— INSTRUCTION —
Write out every entry exactly as it stands.

— Records from a collection of figures —
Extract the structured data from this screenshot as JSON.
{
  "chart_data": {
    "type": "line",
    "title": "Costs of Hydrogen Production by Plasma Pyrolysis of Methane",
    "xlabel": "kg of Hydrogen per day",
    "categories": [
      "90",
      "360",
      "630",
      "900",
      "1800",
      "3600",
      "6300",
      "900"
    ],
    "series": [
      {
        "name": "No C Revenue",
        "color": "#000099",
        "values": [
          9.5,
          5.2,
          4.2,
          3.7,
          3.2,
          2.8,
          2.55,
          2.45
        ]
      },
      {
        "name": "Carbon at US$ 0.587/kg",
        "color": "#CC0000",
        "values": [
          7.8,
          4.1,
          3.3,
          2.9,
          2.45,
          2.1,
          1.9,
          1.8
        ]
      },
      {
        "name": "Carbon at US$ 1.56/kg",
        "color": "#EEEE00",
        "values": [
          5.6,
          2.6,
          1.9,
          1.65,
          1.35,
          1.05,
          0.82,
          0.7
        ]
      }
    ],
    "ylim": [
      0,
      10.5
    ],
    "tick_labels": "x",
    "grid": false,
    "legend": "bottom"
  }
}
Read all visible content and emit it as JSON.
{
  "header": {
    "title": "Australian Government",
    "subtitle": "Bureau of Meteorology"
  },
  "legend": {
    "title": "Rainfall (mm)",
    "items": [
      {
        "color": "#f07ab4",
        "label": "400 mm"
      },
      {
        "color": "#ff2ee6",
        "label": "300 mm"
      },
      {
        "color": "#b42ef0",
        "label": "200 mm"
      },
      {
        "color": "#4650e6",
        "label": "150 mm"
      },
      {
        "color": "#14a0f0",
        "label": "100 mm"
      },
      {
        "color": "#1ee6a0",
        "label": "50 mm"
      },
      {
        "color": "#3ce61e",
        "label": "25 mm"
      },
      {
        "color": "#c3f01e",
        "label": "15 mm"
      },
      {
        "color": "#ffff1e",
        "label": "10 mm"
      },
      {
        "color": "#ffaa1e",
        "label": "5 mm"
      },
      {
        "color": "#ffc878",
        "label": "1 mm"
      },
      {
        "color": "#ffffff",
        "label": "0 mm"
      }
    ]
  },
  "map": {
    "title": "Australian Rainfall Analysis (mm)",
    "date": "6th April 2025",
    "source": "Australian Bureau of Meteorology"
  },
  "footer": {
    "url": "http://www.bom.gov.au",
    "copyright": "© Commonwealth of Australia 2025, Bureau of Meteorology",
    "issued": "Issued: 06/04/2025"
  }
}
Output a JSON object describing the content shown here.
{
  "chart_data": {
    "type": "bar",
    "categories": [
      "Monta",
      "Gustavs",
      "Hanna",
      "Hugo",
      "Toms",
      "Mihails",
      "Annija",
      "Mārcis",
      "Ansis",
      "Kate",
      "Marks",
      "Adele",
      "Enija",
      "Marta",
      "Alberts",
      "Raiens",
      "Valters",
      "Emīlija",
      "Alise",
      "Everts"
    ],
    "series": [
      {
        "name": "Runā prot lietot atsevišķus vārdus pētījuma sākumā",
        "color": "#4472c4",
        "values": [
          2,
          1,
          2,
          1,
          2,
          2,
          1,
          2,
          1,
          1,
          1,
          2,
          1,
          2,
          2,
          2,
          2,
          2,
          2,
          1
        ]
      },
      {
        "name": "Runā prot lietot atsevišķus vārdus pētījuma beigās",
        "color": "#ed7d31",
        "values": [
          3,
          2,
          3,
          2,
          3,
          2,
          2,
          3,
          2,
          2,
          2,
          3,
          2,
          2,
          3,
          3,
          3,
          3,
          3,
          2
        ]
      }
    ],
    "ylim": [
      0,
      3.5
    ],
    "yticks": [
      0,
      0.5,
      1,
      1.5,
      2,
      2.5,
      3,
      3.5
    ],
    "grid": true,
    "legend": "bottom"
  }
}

— WRITTEN RESPONSE —
Extract the structured data from this screenshot as JSON.
{
  "chart_data": {
    "type": "line",
    "title": "Costs of Hydrogen Production by Plasma Pyrolysis of Methane",
    "xlabel": "kg of Hydrogen per day",
    "categories": [
      "90",
      "360",
      "630",
      "900",
      "1800",
      "3600",
      "6300",
      "900"
    ],
    "series": [
      {
        "name": "No C Revenue",
        "color": "#000099",
        "values": [
          9.5,
          5.2,
          4.2,
          3.7,
          3.2,
          2.8,
          2.55,
          2.45
        ]
      },
      {
        "name": "Carbon at US$ 0.587/kg",
        "color": "#CC0000",
        "values": [
          7.8,
          4.1,
          3.3,
          2.9,
          2.45,
          2.1,
          1.9,
          1.8
        ]
      },
      {
        "name": "Carbon at US$ 1.56/kg",
        "color": "#EEEE00",
        "values": [
          5.6,
          2.6,
          1.9,
          1.65,
          1.35,
          1.05,
          0.82,
          0.7
        ]
      }
    ],
    "ylim": [
      0,
      10.5
    ],
    "tick_labels": "x",
    "grid": false,
    "legend": "bottom"
  }
}
Read all visible content and emit it as JSON.
{
  "header": {
    "title": "Australian Government",
    "subtitle": "Bureau of Meteorology"
  },
  "legend": {
    "title": "Rainfall (mm)",
    "items": [
      {
        "color": "#f07ab4",
        "label": "400 mm"
      },
      {
        "color": "#ff2ee6",
        "label": "300 mm"
      },
      {
        "color": "#b42ef0",
        "label": "200 mm"
      },
      {
        "color": "#4650e6",
        "label": "150 mm"
      },
      {
        "color": "#14a0f0",
        "label": "100 mm"
      },
      {
        "color": "#1ee6a0",
        "label": "50 mm"
      },
      {
        "color": "#3ce61e",
        "label": "25 mm"
      },
      {
        "color": "#c3f01e",
        "label": "15 mm"
      },
      {
        "color": "#ffff1e",
        "label": "10 mm"
      },
      {
        "color": "#ffaa1e",
        "label": "5 mm"
      },
      {
        "color": "#ffc878",
        "label": "1 mm"
      },
      {
        "color": "#ffffff",
        "label": "0 mm"
      }
    ]
  },
  "map": {
    "title": "Australian Rainfall Analysis (mm)",
    "date": "6th April 2025",
    "source": "Australian Bureau of Meteorology"
  },
  "footer": {
    "url": "http://www.bom.gov.au",
    "copyright": "© Commonwealth of Australia 2025, Bureau of Meteorology",
    "issued": "Issued: 06/04/2025"
  }
}
Output a JSON object describing the content shown here.
{
  "chart_data": {
    "type": "bar",
    "categories": [
      "Monta",
      "Gustavs",
      "Hanna",
      "Hugo",
      "Toms",
      "Mihails",
      "Annija",
      "Mārcis",
      "Ansis",
      "Kate",
      "Marks",
      "Adele",
      "Enija",
      "Marta",
      "Alberts",
      "Raiens",
      "Valters",
      "Emīlija",
      "Alise",
      "Everts"
    ],
    "series": [
      {
        "name": "Runā prot lietot atsevišķus vārdus pētījuma sākumā",
        "color": "#4472c4",
        "values": [
          2,
          1,
          2,
          1,
          2,
          2,
          1,
          2,
          1,
          1,
          1,
          2,
          1,
          2,
          2,
          2,
          2,
          2,
          2,
          1
        ]
      },
      {
        "name": "Runā prot lietot atsevišķus vārdus pētījuma beigās",
        "color": "#ed7d31",
        "values": [
          3,
          2,
          3,
          2,
          3,
          2,
          2,
          3,
          2,
          2,
          2,
          3,
          2,
          2,
          3,
          3,
          3,
          3,
          3,
          2
        ]
      }
    ],
    "ylim": [
      0,
      3.5
    ],
    "yticks": [
      0,
      0.5,
      1,
      1.5,
      2,
      2.5,
      3,
      3.5
    ],
    "grid": true,
    "legend": "bottom"
  }
}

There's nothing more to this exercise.